# WRITTEN EXERCISE:
Return each line that holds the word "digital".
======== WORKING DATA ========
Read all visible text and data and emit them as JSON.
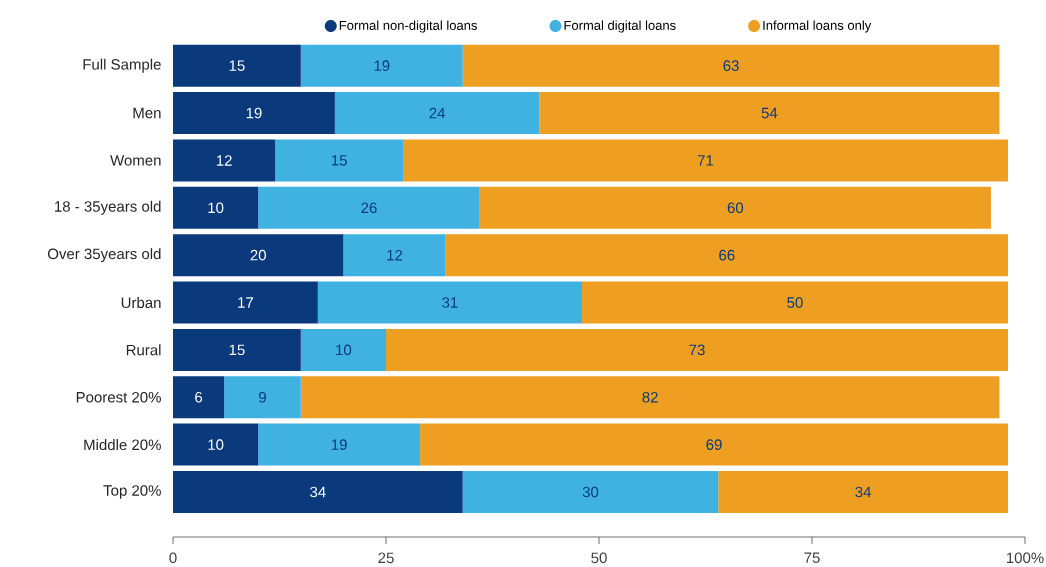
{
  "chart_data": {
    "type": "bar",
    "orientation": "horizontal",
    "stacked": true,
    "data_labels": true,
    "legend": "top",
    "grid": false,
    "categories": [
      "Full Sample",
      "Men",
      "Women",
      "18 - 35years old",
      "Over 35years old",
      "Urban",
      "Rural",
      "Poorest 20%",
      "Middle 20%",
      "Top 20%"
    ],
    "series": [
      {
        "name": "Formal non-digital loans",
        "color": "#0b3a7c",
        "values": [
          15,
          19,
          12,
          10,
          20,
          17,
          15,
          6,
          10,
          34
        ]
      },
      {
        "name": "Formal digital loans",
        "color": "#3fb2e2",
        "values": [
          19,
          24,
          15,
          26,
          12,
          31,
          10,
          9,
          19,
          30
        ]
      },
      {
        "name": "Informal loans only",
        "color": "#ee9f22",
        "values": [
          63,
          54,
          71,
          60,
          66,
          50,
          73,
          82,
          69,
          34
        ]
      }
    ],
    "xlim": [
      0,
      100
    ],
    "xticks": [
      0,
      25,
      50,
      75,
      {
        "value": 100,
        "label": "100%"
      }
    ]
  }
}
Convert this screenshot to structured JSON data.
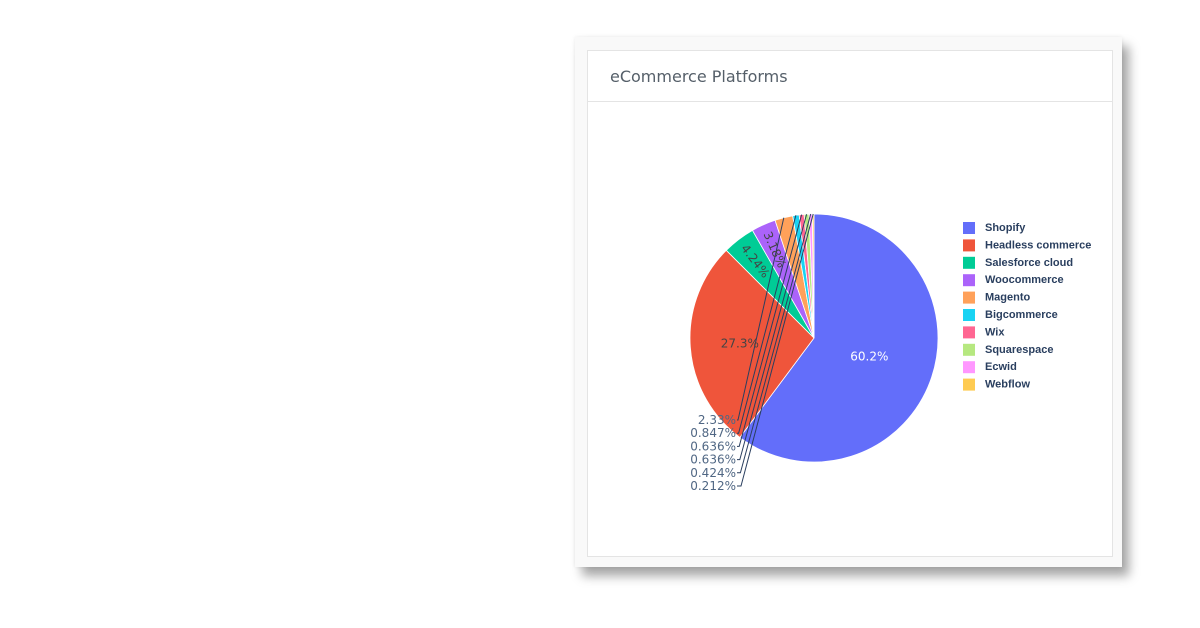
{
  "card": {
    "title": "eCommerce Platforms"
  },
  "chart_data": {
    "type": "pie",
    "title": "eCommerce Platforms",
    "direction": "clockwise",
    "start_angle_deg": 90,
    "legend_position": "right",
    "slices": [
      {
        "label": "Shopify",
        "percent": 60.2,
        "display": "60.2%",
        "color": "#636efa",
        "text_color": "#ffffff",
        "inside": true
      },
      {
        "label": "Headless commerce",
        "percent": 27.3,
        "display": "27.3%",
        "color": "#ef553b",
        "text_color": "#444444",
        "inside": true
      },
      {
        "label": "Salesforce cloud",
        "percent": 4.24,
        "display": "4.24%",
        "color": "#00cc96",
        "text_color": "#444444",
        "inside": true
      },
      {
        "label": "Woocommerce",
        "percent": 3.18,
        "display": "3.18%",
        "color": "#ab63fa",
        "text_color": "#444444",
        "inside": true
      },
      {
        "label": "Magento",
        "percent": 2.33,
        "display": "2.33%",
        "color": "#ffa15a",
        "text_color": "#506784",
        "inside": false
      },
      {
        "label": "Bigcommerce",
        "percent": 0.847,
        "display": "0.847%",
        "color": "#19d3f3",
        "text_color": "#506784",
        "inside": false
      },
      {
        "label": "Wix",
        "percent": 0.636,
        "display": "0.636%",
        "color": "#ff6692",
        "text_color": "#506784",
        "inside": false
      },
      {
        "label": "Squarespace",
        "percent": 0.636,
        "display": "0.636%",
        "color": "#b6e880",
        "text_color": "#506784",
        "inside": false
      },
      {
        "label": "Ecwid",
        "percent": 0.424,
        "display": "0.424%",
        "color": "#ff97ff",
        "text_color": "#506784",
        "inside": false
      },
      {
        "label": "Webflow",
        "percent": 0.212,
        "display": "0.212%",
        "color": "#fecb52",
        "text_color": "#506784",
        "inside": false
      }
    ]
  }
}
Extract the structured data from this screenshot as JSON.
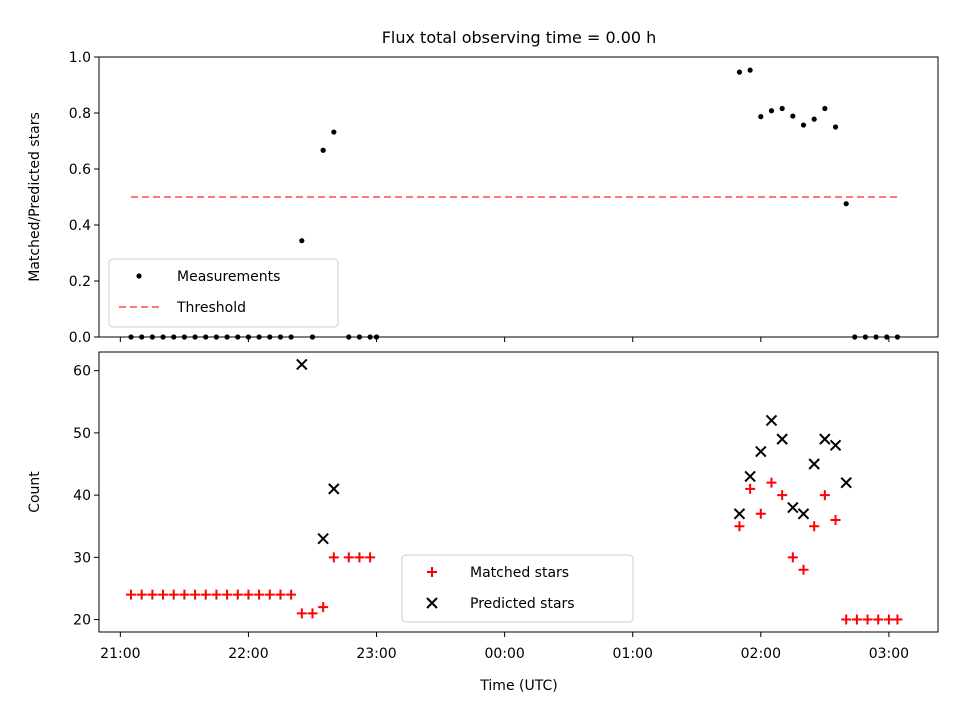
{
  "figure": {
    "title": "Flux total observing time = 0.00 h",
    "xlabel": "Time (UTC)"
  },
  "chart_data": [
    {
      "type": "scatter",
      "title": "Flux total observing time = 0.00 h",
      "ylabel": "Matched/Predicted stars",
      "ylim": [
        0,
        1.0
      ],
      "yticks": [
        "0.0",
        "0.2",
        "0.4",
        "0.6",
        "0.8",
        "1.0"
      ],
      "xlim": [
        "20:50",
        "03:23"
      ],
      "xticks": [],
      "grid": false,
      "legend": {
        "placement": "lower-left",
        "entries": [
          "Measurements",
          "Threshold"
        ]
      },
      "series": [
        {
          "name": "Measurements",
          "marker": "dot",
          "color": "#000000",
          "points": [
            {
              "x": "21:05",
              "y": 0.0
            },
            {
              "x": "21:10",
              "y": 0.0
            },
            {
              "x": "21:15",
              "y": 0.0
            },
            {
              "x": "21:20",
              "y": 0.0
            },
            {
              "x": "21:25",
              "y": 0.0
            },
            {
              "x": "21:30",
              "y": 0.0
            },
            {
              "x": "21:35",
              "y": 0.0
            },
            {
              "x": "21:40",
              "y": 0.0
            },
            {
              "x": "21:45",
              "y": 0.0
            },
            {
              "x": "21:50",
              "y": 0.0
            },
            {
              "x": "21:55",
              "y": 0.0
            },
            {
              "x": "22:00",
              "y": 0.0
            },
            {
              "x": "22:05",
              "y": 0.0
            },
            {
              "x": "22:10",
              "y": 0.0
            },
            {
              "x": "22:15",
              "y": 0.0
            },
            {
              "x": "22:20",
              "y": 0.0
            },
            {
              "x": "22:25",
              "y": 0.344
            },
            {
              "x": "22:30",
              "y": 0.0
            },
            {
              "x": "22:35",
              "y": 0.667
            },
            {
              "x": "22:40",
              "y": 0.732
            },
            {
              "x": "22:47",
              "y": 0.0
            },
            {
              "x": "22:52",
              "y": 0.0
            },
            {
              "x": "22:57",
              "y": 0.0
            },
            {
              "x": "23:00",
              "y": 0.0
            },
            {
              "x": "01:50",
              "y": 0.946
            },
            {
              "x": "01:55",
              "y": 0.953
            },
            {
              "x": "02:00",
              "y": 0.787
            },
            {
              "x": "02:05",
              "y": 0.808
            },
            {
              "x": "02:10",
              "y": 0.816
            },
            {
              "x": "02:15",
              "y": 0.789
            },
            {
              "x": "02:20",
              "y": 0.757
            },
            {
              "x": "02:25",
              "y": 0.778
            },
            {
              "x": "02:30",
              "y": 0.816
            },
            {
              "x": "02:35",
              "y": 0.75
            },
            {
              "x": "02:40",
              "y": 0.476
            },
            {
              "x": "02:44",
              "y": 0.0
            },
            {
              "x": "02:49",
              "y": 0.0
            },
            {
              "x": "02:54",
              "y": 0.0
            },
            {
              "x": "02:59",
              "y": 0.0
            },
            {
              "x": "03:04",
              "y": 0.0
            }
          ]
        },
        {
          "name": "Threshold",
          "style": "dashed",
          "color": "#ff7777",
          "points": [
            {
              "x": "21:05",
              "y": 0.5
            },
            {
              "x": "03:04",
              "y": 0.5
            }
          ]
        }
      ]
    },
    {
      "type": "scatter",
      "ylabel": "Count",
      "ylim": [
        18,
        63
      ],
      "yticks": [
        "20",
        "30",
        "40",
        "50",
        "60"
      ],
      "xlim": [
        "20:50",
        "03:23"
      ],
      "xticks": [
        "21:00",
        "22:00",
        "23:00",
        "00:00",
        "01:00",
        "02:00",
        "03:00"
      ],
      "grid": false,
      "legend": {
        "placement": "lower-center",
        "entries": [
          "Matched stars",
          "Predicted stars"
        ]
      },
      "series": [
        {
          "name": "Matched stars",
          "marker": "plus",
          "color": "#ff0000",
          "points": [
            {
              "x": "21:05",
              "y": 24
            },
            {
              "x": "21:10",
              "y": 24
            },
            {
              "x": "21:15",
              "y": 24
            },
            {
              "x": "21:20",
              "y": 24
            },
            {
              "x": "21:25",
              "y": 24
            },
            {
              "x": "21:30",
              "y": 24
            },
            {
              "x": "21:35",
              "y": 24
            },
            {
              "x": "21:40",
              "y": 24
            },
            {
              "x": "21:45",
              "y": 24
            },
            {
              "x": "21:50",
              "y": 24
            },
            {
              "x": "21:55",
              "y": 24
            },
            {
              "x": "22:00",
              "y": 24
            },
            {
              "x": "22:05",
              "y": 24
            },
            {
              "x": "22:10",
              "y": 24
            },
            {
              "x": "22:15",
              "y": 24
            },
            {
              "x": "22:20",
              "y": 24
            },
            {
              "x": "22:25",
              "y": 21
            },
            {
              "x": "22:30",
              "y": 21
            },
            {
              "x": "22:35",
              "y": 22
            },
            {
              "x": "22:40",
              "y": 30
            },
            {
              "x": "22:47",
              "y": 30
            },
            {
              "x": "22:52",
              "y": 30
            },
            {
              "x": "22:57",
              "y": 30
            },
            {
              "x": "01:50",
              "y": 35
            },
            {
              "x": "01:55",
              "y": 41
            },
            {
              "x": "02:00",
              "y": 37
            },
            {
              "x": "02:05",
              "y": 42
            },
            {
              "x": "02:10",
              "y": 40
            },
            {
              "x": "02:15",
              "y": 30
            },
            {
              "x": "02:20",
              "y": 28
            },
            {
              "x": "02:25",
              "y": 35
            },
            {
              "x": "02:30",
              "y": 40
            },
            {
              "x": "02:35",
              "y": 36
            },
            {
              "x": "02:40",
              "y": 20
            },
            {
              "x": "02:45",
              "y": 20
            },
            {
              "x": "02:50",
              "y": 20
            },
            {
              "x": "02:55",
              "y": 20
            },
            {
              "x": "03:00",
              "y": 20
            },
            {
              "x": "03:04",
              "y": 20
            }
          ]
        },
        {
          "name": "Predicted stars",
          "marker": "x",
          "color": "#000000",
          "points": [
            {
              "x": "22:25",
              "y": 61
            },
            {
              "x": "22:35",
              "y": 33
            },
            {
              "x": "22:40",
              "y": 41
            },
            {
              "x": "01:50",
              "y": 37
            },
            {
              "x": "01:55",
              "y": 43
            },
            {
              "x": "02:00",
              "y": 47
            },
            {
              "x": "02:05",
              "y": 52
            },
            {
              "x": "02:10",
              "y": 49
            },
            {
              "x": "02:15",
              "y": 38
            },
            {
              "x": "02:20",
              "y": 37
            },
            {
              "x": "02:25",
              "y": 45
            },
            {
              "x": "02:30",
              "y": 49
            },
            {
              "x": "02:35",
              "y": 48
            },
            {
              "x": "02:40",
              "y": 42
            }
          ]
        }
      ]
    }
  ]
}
========
# FINAL ANSWER:
        "name": "Formal non-digital loans",
        "name": "Formal digital loans",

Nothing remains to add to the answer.